[Stored data entries]
/---

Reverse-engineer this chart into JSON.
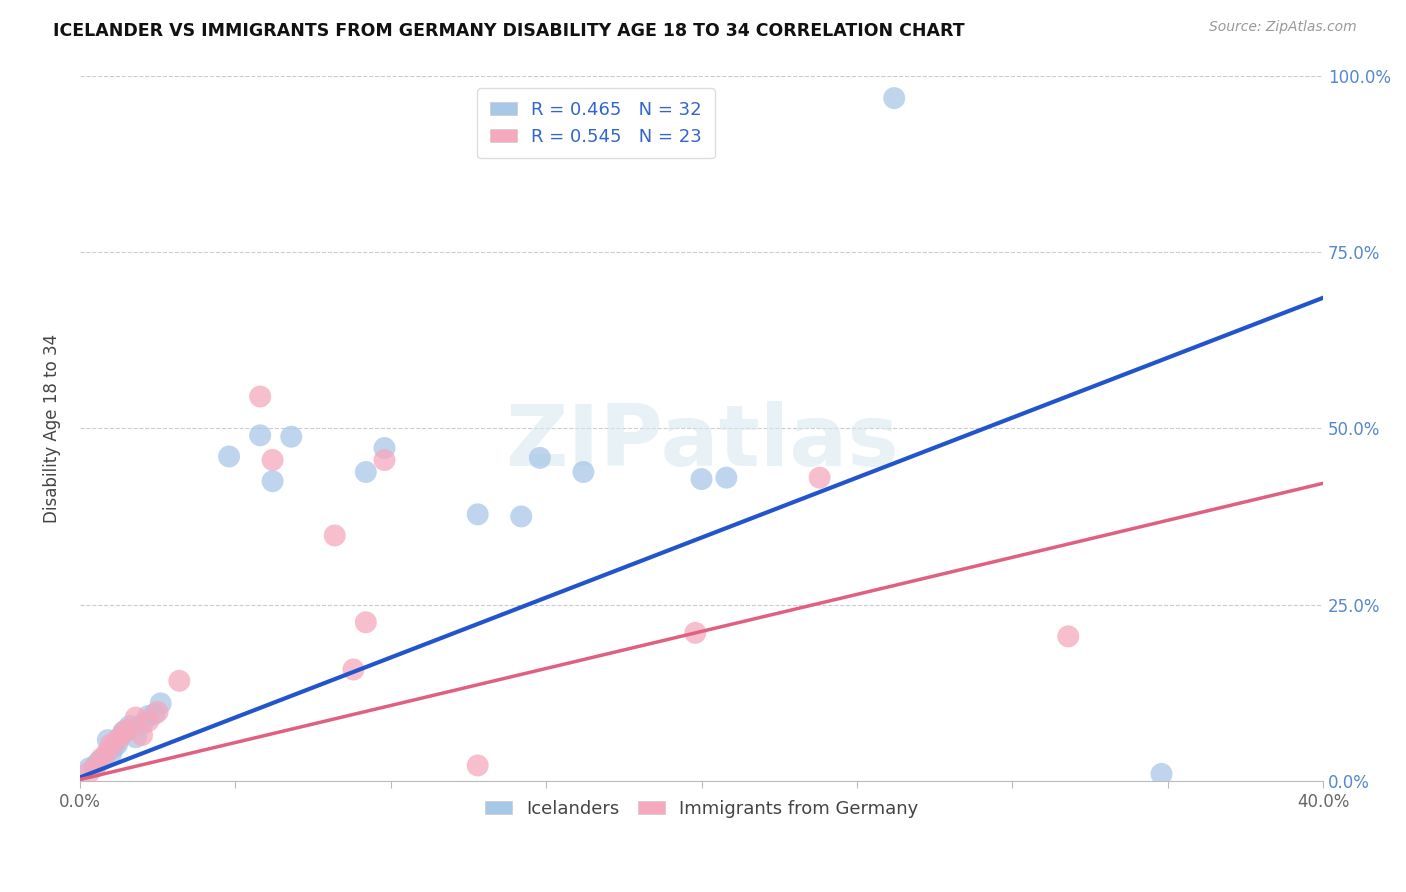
{
  "title": "ICELANDER VS IMMIGRANTS FROM GERMANY DISABILITY AGE 18 TO 34 CORRELATION CHART",
  "source": "Source: ZipAtlas.com",
  "ylabel": "Disability Age 18 to 34",
  "xlim": [
    0.0,
    0.4
  ],
  "ylim": [
    0.0,
    1.0
  ],
  "r_blue": 0.465,
  "n_blue": 32,
  "r_pink": 0.545,
  "n_pink": 23,
  "blue_color": "#a8c8e8",
  "pink_color": "#f5a8be",
  "blue_line_color": "#2255cc",
  "pink_line_color": "#e06080",
  "watermark_text": "ZIPatlas",
  "blue_x": [
    0.003,
    0.005,
    0.006,
    0.007,
    0.008,
    0.009,
    0.01,
    0.011,
    0.012,
    0.013,
    0.014,
    0.015,
    0.016,
    0.018,
    0.02,
    0.022,
    0.024,
    0.026,
    0.048,
    0.058,
    0.062,
    0.068,
    0.092,
    0.098,
    0.128,
    0.142,
    0.148,
    0.162,
    0.2,
    0.208,
    0.262,
    0.348
  ],
  "blue_y": [
    0.018,
    0.022,
    0.027,
    0.03,
    0.035,
    0.058,
    0.038,
    0.048,
    0.052,
    0.062,
    0.07,
    0.072,
    0.078,
    0.062,
    0.08,
    0.092,
    0.095,
    0.11,
    0.46,
    0.49,
    0.425,
    0.488,
    0.438,
    0.472,
    0.378,
    0.375,
    0.458,
    0.438,
    0.428,
    0.43,
    0.968,
    0.01
  ],
  "pink_x": [
    0.003,
    0.005,
    0.007,
    0.009,
    0.01,
    0.012,
    0.014,
    0.015,
    0.018,
    0.02,
    0.022,
    0.025,
    0.032,
    0.058,
    0.062,
    0.082,
    0.088,
    0.092,
    0.098,
    0.128,
    0.198,
    0.238,
    0.318
  ],
  "pink_y": [
    0.012,
    0.02,
    0.032,
    0.042,
    0.052,
    0.058,
    0.068,
    0.072,
    0.09,
    0.065,
    0.085,
    0.098,
    0.142,
    0.545,
    0.455,
    0.348,
    0.158,
    0.225,
    0.455,
    0.022,
    0.21,
    0.43,
    0.205
  ],
  "blue_line_intercept": 0.005,
  "blue_line_slope": 1.7,
  "pink_line_intercept": 0.002,
  "pink_line_slope": 1.05
}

\---

Reproduce every line above as written, skipping pictures.

**RESULT OF THE TASK**.
Reverse-engineer this chart into JSON.
{
  "title": "ICELANDER VS IMMIGRANTS FROM GERMANY DISABILITY AGE 18 TO 34 CORRELATION CHART",
  "source": "Source: ZipAtlas.com",
  "ylabel": "Disability Age 18 to 34",
  "xlim": [
    0.0,
    0.4
  ],
  "ylim": [
    0.0,
    1.0
  ],
  "r_blue": 0.465,
  "n_blue": 32,
  "r_pink": 0.545,
  "n_pink": 23,
  "blue_color": "#a8c8e8",
  "pink_color": "#f5a8be",
  "blue_line_color": "#2255cc",
  "pink_line_color": "#e06080",
  "watermark_text": "ZIPatlas",
  "blue_x": [
    0.003,
    0.005,
    0.006,
    0.007,
    0.008,
    0.009,
    0.01,
    0.011,
    0.012,
    0.013,
    0.014,
    0.015,
    0.016,
    0.018,
    0.02,
    0.022,
    0.024,
    0.026,
    0.048,
    0.058,
    0.062,
    0.068,
    0.092,
    0.098,
    0.128,
    0.142,
    0.148,
    0.162,
    0.2,
    0.208,
    0.262,
    0.348
  ],
  "blue_y": [
    0.018,
    0.022,
    0.027,
    0.03,
    0.035,
    0.058,
    0.038,
    0.048,
    0.052,
    0.062,
    0.07,
    0.072,
    0.078,
    0.062,
    0.08,
    0.092,
    0.095,
    0.11,
    0.46,
    0.49,
    0.425,
    0.488,
    0.438,
    0.472,
    0.378,
    0.375,
    0.458,
    0.438,
    0.428,
    0.43,
    0.968,
    0.01
  ],
  "pink_x": [
    0.003,
    0.005,
    0.007,
    0.009,
    0.01,
    0.012,
    0.014,
    0.015,
    0.018,
    0.02,
    0.022,
    0.025,
    0.032,
    0.058,
    0.062,
    0.082,
    0.088,
    0.092,
    0.098,
    0.128,
    0.198,
    0.238,
    0.318
  ],
  "pink_y": [
    0.012,
    0.02,
    0.032,
    0.042,
    0.052,
    0.058,
    0.068,
    0.072,
    0.09,
    0.065,
    0.085,
    0.098,
    0.142,
    0.545,
    0.455,
    0.348,
    0.158,
    0.225,
    0.455,
    0.022,
    0.21,
    0.43,
    0.205
  ],
  "blue_line_intercept": 0.005,
  "blue_line_slope": 1.7,
  "pink_line_intercept": 0.002,
  "pink_line_slope": 1.05
}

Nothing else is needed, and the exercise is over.